• _The request_
Transcribe the records below exactly.

• _Records from a data source_
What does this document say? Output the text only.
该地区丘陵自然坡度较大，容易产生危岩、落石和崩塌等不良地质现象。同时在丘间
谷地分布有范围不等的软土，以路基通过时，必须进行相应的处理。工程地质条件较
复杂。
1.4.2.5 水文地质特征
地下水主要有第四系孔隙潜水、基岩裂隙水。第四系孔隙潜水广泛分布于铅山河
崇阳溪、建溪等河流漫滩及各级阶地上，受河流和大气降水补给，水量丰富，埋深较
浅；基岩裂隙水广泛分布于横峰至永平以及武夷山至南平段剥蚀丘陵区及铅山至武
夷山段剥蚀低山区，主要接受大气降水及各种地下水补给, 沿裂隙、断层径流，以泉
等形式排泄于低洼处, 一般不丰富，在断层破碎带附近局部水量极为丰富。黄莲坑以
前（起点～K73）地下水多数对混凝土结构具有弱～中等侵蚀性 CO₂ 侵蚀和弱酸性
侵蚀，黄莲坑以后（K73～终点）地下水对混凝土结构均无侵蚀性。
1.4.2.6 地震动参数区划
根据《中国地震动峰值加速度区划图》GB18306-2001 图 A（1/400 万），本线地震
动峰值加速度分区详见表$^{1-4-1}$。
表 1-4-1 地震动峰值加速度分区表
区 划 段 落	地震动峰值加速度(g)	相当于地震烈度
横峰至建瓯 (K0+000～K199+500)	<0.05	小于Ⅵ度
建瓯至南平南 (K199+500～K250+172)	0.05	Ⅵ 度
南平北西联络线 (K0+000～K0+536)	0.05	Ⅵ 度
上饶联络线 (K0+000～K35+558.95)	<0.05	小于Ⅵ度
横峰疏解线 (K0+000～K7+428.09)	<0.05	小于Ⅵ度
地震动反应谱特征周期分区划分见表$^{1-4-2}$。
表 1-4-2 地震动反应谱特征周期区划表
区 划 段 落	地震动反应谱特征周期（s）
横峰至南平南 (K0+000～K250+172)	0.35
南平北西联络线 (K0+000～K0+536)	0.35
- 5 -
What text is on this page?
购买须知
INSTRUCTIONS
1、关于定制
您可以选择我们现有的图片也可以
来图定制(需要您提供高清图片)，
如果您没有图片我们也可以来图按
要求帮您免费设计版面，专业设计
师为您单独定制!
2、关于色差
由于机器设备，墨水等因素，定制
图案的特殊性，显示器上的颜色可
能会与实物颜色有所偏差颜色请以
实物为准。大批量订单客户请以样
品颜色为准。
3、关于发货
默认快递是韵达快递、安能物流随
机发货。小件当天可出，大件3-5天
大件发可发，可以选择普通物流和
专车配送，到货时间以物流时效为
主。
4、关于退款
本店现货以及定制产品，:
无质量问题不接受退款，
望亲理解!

• _Solved problem_
What does this document say? Output the text only.
该地区丘陵自然坡度较大，容易产生危岩、落石和崩塌等不良地质现象。同时在丘间
谷地分布有范围不等的软土，以路基通过时，必须进行相应的处理。工程地质条件较
复杂。
1.4.2.5 水文地质特征
地下水主要有第四系孔隙潜水、基岩裂隙水。第四系孔隙潜水广泛分布于铅山河
崇阳溪、建溪等河流漫滩及各级阶地上，受河流和大气降水补给，水量丰富，埋深较
浅；基岩裂隙水广泛分布于横峰至永平以及武夷山至南平段剥蚀丘陵区及铅山至武
夷山段剥蚀低山区，主要接受大气降水及各种地下水补给, 沿裂隙、断层径流，以泉
等形式排泄于低洼处, 一般不丰富，在断层破碎带附近局部水量极为丰富。黄莲坑以
前（起点～K73）地下水多数对混凝土结构具有弱～中等侵蚀性 CO₂ 侵蚀和弱酸性
侵蚀，黄莲坑以后（K73～终点）地下水对混凝土结构均无侵蚀性。
1.4.2.6 地震动参数区划
根据《中国地震动峰值加速度区划图》GB18306-2001 图 A（1/400 万），本线地震
动峰值加速度分区详见表$^{1-4-1}$。
表 1-4-1 地震动峰值加速度分区表
区 划 段 落	地震动峰值加速度(g)	相当于地震烈度
横峰至建瓯 (K0+000～K199+500)	<0.05	小于Ⅵ度
建瓯至南平南 (K199+500～K250+172)	0.05	Ⅵ 度
南平北西联络线 (K0+000～K0+536)	0.05	Ⅵ 度
上饶联络线 (K0+000～K35+558.95)	<0.05	小于Ⅵ度
横峰疏解线 (K0+000～K7+428.09)	<0.05	小于Ⅵ度
地震动反应谱特征周期分区划分见表$^{1-4-2}$。
表 1-4-2 地震动反应谱特征周期区划表
区 划 段 落	地震动反应谱特征周期（s）
横峰至南平南 (K0+000～K250+172)	0.35
南平北西联络线 (K0+000～K0+536)	0.35
- 5 -
What text is on this page?
购买须知
INSTRUCTIONS
1、关于定制
您可以选择我们现有的图片也可以
来图定制(需要您提供高清图片)，
如果您没有图片我们也可以来图按
要求帮您免费设计版面，专业设计
师为您单独定制!
2、关于色差
由于机器设备，墨水等因素，定制
图案的特殊性，显示器上的颜色可
能会与实物颜色有所偏差颜色请以
实物为准。大批量订单客户请以样
品颜色为准。
3、关于发货
默认快递是韵达快递、安能物流随
机发货。小件当天可出，大件3-5天
大件发可发，可以选择普通物流和
专车配送，到货时间以物流时效为
主。
4、关于退款
本店现货以及定制产品，:
无质量问题不接受退款，
望亲理解!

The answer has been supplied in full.